For the data that follows, report how many lines contain the word "structure", and nothing else.

[Records from a collection of figures]
** begin **
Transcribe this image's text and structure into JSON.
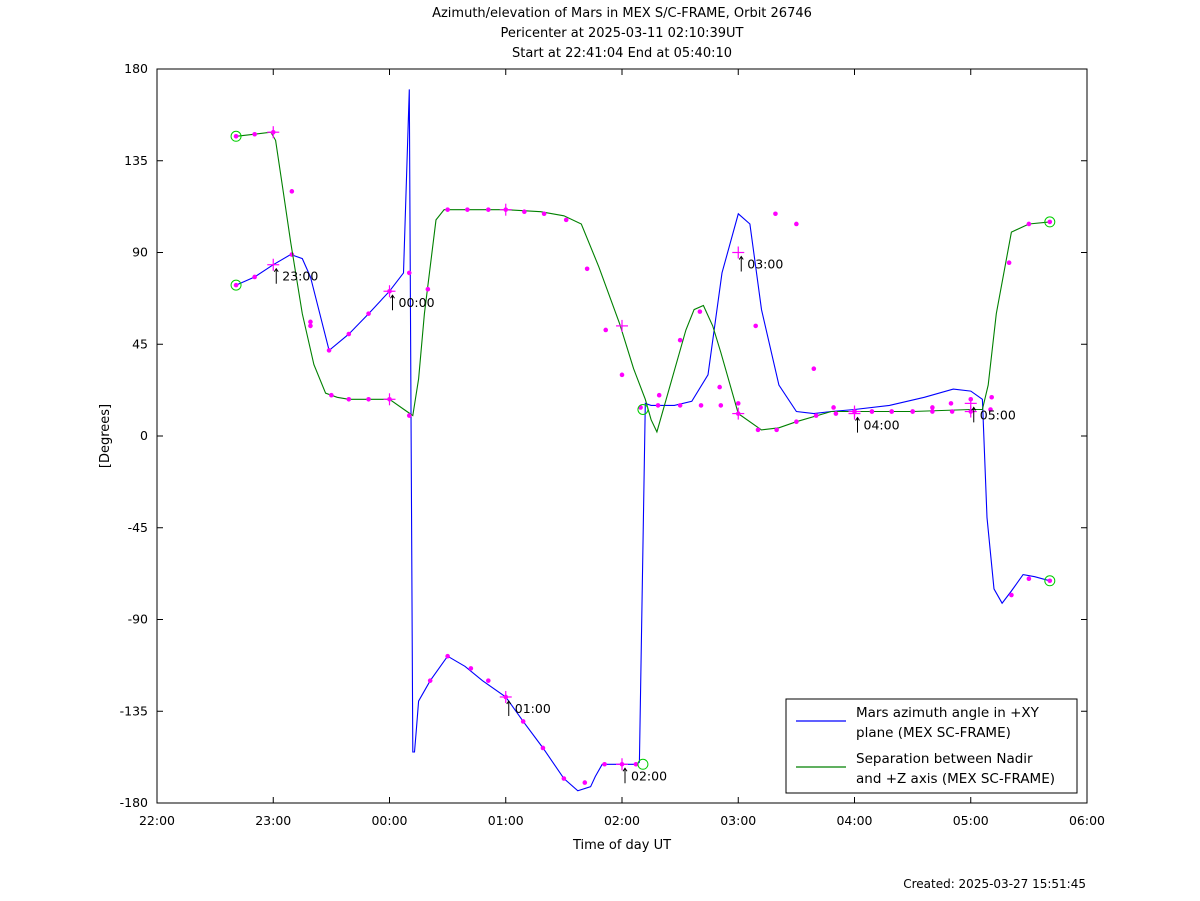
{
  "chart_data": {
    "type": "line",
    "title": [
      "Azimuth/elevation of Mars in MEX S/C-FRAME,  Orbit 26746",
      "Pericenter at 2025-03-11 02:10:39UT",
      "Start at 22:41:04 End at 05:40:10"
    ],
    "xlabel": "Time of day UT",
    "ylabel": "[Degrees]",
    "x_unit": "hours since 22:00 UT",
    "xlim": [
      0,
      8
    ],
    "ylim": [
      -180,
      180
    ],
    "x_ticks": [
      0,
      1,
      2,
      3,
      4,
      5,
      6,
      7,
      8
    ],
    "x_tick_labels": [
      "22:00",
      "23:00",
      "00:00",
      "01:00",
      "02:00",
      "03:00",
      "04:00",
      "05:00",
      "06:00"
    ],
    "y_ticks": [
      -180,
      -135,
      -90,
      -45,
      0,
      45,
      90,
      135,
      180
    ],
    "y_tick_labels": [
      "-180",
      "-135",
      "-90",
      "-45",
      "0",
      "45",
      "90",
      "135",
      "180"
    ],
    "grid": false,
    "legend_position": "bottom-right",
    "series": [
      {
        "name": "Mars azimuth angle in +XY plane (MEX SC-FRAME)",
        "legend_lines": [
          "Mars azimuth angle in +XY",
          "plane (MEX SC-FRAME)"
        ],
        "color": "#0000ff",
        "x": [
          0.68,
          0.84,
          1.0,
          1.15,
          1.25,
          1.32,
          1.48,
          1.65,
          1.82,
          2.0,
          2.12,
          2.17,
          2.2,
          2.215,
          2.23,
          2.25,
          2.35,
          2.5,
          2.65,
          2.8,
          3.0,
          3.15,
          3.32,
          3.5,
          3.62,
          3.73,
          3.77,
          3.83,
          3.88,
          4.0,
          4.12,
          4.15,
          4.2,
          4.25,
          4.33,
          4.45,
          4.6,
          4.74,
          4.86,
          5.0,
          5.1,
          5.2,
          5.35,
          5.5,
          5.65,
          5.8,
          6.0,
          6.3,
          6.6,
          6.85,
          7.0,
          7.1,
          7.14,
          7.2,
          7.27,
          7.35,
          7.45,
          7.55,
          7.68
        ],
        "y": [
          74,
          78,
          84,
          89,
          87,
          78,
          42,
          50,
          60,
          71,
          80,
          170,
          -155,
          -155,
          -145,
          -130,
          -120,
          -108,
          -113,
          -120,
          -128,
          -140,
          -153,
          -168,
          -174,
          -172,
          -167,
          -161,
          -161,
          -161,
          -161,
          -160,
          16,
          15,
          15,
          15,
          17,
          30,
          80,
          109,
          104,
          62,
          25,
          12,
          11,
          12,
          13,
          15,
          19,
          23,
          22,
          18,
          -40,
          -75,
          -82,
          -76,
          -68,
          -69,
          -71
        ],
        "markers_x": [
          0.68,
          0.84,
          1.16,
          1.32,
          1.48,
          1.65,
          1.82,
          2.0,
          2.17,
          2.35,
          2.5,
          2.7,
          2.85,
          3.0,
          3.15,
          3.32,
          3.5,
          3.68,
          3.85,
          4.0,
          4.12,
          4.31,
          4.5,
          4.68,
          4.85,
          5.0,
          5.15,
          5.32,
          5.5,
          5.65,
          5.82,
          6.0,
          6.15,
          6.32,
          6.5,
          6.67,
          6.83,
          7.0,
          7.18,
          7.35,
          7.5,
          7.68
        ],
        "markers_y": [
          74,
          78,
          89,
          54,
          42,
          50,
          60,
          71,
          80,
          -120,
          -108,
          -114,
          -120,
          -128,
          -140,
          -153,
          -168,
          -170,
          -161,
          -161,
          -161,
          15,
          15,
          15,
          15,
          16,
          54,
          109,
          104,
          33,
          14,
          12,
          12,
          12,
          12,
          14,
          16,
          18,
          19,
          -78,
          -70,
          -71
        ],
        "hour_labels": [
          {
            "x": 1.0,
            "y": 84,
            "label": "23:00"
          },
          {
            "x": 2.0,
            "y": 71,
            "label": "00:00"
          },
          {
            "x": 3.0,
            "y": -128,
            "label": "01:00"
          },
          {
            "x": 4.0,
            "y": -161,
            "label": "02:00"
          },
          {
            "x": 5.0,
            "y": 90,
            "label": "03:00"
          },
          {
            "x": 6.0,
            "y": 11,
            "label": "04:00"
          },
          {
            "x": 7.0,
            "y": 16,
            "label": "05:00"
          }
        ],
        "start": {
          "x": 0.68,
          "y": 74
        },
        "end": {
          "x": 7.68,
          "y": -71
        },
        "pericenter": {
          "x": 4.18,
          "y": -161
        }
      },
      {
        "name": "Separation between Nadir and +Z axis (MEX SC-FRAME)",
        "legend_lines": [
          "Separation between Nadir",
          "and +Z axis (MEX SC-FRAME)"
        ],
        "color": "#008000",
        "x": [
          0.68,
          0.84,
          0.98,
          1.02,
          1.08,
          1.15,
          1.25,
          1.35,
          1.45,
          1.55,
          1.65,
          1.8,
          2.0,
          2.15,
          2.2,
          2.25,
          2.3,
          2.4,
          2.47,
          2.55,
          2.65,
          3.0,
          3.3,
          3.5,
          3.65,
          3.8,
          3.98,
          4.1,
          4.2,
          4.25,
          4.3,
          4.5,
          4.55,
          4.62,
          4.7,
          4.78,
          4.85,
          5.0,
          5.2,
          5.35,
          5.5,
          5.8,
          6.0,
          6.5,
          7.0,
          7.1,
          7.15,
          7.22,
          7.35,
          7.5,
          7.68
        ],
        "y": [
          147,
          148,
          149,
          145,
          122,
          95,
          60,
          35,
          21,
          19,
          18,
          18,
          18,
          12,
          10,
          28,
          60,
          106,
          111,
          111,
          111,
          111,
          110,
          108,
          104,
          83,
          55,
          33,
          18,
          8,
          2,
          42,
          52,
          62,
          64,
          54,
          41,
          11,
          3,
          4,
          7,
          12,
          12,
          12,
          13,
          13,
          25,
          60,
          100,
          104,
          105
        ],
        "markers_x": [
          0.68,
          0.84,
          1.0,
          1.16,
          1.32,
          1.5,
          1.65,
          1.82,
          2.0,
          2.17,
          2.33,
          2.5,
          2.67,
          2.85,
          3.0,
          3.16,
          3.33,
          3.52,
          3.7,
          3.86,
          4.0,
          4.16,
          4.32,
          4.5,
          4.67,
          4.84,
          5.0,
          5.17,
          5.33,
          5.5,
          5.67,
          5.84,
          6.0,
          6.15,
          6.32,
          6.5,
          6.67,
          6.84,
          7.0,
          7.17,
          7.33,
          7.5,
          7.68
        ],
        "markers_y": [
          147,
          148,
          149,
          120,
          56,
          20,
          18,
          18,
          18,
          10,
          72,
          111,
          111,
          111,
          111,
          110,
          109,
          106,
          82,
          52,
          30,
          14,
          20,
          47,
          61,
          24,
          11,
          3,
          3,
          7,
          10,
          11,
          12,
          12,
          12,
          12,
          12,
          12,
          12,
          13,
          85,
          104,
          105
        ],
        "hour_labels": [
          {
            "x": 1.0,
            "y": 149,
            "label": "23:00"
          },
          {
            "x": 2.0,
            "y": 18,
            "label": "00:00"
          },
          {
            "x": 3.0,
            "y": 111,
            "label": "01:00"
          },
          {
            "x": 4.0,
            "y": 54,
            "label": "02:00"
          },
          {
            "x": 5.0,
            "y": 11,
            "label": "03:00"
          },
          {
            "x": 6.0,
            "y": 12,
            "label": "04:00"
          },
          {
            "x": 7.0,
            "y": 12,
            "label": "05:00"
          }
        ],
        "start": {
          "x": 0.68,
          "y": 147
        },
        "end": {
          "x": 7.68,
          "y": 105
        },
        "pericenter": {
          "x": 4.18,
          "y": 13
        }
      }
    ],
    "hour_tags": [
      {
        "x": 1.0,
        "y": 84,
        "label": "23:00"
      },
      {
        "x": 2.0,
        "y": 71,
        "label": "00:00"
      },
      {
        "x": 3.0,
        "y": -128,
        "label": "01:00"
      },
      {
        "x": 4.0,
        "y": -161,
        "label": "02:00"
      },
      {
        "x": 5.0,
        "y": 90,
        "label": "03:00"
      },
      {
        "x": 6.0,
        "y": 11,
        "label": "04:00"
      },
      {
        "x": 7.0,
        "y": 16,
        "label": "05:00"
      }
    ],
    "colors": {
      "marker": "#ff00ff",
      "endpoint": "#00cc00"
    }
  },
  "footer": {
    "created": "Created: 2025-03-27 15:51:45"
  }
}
** end **
** begin **
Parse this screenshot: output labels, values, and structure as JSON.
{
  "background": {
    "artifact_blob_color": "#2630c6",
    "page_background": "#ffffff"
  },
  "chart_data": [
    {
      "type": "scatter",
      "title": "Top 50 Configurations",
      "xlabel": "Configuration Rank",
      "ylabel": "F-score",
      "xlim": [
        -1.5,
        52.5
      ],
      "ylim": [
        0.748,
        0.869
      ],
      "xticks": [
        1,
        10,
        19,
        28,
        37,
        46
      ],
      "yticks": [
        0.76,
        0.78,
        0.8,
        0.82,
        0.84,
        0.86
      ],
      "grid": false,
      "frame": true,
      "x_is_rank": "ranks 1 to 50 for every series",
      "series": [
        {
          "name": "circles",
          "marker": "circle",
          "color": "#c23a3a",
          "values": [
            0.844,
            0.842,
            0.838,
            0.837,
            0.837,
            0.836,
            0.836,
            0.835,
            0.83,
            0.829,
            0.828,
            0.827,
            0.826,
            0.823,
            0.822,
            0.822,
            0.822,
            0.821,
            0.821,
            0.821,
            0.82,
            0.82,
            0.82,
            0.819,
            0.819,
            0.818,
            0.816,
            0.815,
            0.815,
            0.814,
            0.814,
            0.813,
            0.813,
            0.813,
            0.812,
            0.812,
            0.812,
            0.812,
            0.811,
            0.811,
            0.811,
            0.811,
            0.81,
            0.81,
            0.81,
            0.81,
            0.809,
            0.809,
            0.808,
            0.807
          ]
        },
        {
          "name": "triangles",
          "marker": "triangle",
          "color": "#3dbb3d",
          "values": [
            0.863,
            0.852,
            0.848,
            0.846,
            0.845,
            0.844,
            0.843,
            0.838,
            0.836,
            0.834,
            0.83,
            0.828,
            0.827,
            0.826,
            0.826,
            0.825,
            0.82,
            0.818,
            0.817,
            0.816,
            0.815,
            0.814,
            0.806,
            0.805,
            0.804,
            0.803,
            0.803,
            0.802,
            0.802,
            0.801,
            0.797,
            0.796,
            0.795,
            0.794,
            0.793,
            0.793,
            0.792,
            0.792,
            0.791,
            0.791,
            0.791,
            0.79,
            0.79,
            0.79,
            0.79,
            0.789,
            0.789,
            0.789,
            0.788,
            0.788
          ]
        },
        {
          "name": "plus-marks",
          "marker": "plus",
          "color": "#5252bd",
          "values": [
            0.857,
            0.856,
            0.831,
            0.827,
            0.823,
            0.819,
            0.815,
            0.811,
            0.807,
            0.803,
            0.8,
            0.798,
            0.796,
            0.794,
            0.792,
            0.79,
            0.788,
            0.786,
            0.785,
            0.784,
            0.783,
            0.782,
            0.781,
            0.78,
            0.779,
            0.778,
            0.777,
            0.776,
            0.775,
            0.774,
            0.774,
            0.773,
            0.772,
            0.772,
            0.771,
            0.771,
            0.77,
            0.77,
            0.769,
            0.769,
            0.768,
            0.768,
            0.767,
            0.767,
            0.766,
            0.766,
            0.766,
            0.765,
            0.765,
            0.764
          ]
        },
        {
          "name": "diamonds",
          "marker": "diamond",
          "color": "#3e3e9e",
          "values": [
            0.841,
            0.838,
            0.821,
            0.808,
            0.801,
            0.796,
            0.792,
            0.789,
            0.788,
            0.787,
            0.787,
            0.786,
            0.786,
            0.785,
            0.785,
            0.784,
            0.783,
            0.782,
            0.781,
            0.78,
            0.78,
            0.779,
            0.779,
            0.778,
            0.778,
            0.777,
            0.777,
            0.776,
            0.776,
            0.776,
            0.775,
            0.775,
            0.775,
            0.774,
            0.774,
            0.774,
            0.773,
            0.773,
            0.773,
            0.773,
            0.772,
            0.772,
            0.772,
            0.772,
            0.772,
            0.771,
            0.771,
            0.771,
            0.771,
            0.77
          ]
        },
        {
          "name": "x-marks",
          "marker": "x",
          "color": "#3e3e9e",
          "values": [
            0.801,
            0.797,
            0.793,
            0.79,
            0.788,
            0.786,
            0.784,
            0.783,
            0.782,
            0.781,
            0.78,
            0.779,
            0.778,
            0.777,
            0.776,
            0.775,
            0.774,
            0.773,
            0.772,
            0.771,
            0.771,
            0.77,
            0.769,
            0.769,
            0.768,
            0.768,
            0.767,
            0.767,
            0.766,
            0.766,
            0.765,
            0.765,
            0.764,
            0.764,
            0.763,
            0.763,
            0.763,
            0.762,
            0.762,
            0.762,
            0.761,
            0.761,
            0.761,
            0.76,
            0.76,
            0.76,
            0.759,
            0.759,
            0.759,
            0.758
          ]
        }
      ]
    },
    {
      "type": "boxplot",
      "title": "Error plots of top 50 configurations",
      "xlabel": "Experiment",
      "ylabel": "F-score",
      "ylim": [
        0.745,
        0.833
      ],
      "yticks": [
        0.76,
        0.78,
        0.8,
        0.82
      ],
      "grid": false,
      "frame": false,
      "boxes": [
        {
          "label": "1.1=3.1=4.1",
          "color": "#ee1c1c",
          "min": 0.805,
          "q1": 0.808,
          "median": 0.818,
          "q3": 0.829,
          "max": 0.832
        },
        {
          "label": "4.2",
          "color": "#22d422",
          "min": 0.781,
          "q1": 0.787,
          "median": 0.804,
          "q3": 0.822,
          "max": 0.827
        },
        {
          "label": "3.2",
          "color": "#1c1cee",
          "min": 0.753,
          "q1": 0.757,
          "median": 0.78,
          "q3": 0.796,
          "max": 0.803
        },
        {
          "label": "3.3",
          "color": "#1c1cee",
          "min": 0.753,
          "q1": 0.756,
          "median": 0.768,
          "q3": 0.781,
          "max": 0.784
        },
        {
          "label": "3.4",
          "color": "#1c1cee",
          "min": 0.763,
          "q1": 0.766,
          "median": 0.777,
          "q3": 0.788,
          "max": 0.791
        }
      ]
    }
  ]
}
** end **
## Output for this exercise
2